### Requirements
Find every line with the word "JSON" and give their count, nothing else.

****************

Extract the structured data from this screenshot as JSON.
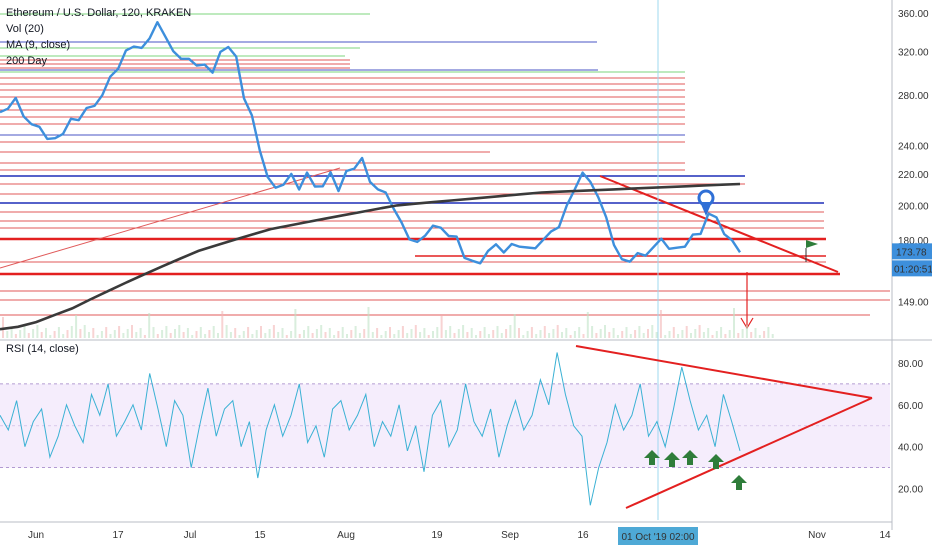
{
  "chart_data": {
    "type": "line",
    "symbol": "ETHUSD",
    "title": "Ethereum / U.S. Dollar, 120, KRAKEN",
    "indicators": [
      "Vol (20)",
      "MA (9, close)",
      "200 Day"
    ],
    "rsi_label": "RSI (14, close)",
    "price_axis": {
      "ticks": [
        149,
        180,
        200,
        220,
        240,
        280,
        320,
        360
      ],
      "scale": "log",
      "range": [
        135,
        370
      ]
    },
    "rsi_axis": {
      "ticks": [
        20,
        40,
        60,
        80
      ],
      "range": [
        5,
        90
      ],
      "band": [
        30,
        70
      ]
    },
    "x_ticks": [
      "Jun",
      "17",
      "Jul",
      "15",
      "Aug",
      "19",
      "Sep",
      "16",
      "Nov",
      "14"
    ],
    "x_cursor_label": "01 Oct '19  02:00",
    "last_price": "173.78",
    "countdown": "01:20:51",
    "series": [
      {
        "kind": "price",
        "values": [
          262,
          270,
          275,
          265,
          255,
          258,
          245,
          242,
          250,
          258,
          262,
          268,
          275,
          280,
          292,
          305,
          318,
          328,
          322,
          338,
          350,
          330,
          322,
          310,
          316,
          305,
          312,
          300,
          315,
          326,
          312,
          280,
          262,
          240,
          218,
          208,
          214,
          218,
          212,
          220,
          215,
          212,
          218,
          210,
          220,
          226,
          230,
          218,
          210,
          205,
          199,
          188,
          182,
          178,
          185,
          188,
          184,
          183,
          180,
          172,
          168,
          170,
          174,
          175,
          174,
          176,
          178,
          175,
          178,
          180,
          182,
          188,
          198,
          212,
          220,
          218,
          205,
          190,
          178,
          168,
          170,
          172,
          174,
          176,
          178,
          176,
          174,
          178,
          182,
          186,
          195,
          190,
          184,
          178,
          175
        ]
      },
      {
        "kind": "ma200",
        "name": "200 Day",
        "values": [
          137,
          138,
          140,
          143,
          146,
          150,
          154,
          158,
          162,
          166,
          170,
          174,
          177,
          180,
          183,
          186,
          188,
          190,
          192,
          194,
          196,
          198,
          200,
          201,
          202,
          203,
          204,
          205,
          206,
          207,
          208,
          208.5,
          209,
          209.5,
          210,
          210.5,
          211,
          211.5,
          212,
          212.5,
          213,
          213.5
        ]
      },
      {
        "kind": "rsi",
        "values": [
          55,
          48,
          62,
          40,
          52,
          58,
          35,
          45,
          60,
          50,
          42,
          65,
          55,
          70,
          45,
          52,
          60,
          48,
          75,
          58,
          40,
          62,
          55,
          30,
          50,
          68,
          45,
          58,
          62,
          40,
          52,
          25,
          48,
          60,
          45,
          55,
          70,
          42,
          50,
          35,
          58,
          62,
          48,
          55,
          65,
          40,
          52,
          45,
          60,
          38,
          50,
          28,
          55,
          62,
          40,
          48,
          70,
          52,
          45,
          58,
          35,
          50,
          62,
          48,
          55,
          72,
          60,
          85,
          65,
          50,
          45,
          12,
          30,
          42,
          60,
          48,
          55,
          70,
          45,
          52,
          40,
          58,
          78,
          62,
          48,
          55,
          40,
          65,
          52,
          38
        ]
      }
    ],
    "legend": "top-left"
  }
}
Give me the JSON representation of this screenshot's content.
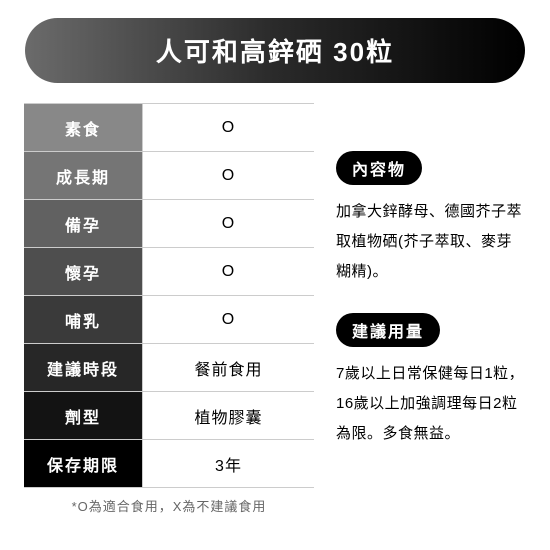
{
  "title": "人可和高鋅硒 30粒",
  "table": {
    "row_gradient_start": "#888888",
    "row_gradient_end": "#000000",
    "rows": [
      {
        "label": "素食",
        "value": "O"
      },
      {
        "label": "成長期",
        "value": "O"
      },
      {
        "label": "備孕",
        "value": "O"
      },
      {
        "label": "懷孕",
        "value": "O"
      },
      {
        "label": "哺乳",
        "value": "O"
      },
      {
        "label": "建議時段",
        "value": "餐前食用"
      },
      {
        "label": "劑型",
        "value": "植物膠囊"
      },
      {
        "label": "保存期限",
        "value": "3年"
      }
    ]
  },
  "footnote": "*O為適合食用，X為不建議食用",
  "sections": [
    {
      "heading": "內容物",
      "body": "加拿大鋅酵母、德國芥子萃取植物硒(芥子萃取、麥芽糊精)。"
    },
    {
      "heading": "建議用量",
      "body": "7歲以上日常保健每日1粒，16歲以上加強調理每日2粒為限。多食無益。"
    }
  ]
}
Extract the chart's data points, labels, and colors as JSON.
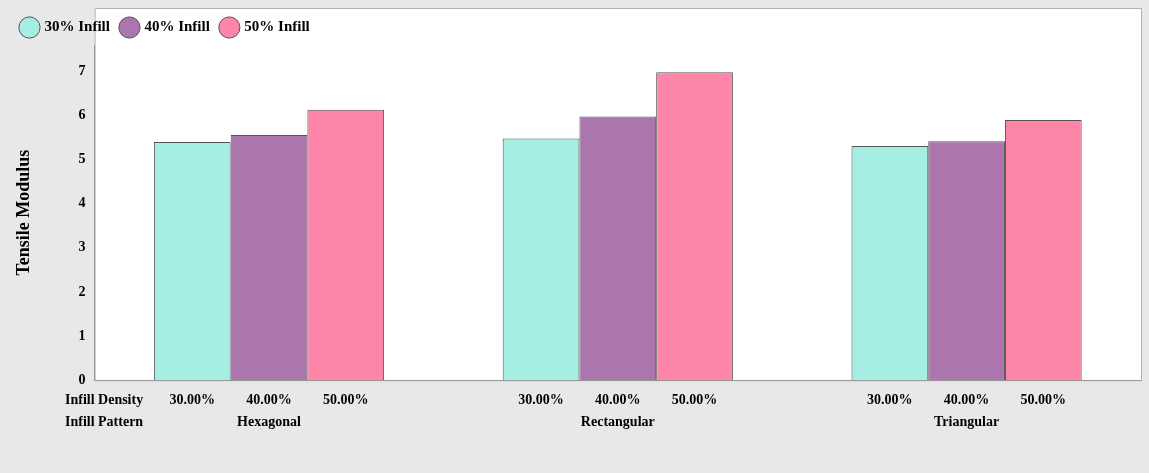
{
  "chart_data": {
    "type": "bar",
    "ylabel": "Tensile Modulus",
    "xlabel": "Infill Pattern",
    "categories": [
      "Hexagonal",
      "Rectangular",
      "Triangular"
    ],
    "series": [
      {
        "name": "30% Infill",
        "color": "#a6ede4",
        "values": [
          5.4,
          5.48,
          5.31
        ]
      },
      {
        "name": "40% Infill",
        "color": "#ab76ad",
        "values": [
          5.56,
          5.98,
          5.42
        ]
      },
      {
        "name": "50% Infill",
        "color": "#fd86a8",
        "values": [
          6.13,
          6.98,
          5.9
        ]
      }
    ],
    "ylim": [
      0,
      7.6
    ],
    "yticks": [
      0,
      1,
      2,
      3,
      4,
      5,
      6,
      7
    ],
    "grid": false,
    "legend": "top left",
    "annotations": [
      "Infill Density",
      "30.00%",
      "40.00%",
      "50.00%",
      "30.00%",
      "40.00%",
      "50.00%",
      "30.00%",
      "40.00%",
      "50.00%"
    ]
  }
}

****************

### Result
3